Give all of the lines again exactly as they read.

— begin Data for this exercise —

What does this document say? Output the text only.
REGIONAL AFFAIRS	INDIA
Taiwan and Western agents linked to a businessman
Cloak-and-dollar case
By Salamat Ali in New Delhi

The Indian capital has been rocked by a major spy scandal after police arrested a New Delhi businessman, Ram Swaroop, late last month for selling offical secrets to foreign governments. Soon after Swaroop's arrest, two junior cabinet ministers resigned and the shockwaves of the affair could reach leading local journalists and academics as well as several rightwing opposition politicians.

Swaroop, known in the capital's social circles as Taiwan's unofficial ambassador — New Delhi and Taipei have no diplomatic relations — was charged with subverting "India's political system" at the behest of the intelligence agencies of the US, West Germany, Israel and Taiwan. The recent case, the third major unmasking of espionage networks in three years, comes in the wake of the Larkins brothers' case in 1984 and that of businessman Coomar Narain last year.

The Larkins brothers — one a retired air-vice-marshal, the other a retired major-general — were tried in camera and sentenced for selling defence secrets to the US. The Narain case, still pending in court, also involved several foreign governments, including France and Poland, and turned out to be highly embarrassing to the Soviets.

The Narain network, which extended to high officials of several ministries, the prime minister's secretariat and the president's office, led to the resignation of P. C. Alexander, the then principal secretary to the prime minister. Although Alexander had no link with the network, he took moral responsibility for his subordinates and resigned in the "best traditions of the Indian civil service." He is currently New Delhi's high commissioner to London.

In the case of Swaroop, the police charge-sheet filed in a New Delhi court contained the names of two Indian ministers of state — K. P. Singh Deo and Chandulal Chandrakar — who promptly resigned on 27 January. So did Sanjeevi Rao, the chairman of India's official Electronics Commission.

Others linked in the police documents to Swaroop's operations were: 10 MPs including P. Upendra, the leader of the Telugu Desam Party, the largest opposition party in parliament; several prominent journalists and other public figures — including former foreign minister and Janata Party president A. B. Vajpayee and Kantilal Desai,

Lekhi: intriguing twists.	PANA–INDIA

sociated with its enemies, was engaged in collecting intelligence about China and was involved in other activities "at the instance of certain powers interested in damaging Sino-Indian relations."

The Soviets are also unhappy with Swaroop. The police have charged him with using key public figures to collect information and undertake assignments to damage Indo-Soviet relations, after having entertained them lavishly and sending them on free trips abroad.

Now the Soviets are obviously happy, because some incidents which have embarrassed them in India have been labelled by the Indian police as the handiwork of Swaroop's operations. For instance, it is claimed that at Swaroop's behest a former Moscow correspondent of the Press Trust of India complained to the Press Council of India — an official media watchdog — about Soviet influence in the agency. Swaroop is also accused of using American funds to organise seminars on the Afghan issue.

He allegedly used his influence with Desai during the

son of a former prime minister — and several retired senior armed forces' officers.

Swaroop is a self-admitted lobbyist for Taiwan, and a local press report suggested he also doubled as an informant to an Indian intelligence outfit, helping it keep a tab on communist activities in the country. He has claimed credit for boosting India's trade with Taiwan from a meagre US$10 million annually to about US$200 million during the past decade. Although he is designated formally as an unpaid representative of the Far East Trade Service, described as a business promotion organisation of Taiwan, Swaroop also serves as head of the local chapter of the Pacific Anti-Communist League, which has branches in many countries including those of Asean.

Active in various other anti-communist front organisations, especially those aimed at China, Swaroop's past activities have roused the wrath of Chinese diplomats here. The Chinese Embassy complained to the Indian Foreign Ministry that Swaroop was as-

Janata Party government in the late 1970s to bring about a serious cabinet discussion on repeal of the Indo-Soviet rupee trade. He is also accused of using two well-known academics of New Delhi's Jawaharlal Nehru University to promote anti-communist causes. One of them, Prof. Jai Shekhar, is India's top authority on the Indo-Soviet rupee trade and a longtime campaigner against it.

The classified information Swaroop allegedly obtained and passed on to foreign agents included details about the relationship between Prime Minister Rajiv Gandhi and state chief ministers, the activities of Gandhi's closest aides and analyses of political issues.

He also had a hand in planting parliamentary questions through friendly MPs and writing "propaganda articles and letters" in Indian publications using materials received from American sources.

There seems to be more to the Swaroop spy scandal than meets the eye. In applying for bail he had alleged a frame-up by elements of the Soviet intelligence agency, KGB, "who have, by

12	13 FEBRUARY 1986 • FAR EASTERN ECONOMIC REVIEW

— end Data for this exercise —

### [Complete answer]
What does this document say? Output the text only.
REGIONAL AFFAIRS	INDIA
Taiwan and Western agents linked to a businessman
Cloak-and-dollar case
By Salamat Ali in New Delhi

The Indian capital has been rocked by a major spy scandal after police arrested a New Delhi businessman, Ram Swaroop, late last month for selling offical secrets to foreign governments. Soon after Swaroop's arrest, two junior cabinet ministers resigned and the shockwaves of the affair could reach leading local journalists and academics as well as several rightwing opposition politicians.

Swaroop, known in the capital's social circles as Taiwan's unofficial ambassador — New Delhi and Taipei have no diplomatic relations — was charged with subverting "India's political system" at the behest of the intelligence agencies of the US, West Germany, Israel and Taiwan. The recent case, the third major unmasking of espionage networks in three years, comes in the wake of the Larkins brothers' case in 1984 and that of businessman Coomar Narain last year.

The Larkins brothers — one a retired air-vice-marshal, the other a retired major-general — were tried in camera and sentenced for selling defence secrets to the US. The Narain case, still pending in court, also involved several foreign governments, including France and Poland, and turned out to be highly embarrassing to the Soviets.

The Narain network, which extended to high officials of several ministries, the prime minister's secretariat and the president's office, led to the resignation of P. C. Alexander, the then principal secretary to the prime minister. Although Alexander had no link with the network, he took moral responsibility for his subordinates and resigned in the "best traditions of the Indian civil service." He is currently New Delhi's high commissioner to London.

In the case of Swaroop, the police charge-sheet filed in a New Delhi court contained the names of two Indian ministers of state — K. P. Singh Deo and Chandulal Chandrakar — who promptly resigned on 27 January. So did Sanjeevi Rao, the chairman of India's official Electronics Commission.

Others linked in the police documents to Swaroop's operations were: 10 MPs including P. Upendra, the leader of the Telugu Desam Party, the largest opposition party in parliament; several prominent journalists and other public figures — including former foreign minister and Janata Party president A. B. Vajpayee and Kantilal Desai,

Lekhi: intriguing twists.	PANA–INDIA

sociated with its enemies, was engaged in collecting intelligence about China and was involved in other activities "at the instance of certain powers interested in damaging Sino-Indian relations."

The Soviets are also unhappy with Swaroop. The police have charged him with using key public figures to collect information and undertake assignments to damage Indo-Soviet relations, after having entertained them lavishly and sending them on free trips abroad.

Now the Soviets are obviously happy, because some incidents which have embarrassed them in India have been labelled by the Indian police as the handiwork of Swaroop's operations. For instance, it is claimed that at Swaroop's behest a former Moscow correspondent of the Press Trust of India complained to the Press Council of India — an official media watchdog — about Soviet influence in the agency. Swaroop is also accused of using American funds to organise seminars on the Afghan issue.

He allegedly used his influence with Desai during the

son of a former prime minister — and several retired senior armed forces' officers.

Swaroop is a self-admitted lobbyist for Taiwan, and a local press report suggested he also doubled as an informant to an Indian intelligence outfit, helping it keep a tab on communist activities in the country. He has claimed credit for boosting India's trade with Taiwan from a meagre US$10 million annually to about US$200 million during the past decade. Although he is designated formally as an unpaid representative of the Far East Trade Service, described as a business promotion organisation of Taiwan, Swaroop also serves as head of the local chapter of the Pacific Anti-Communist League, which has branches in many countries including those of Asean.

Active in various other anti-communist front organisations, especially those aimed at China, Swaroop's past activities have roused the wrath of Chinese diplomats here. The Chinese Embassy complained to the Indian Foreign Ministry that Swaroop was as-

Janata Party government in the late 1970s to bring about a serious cabinet discussion on repeal of the Indo-Soviet rupee trade. He is also accused of using two well-known academics of New Delhi's Jawaharlal Nehru University to promote anti-communist causes. One of them, Prof. Jai Shekhar, is India's top authority on the Indo-Soviet rupee trade and a longtime campaigner against it.

The classified information Swaroop allegedly obtained and passed on to foreign agents included details about the relationship between Prime Minister Rajiv Gandhi and state chief ministers, the activities of Gandhi's closest aides and analyses of political issues.

He also had a hand in planting parliamentary questions through friendly MPs and writing "propaganda articles and letters" in Indian publications using materials received from American sources.

There seems to be more to the Swaroop spy scandal than meets the eye. In applying for bail he had alleged a frame-up by elements of the Soviet intelligence agency, KGB, "who have, by

12	13 FEBRUARY 1986 • FAR EASTERN ECONOMIC REVIEW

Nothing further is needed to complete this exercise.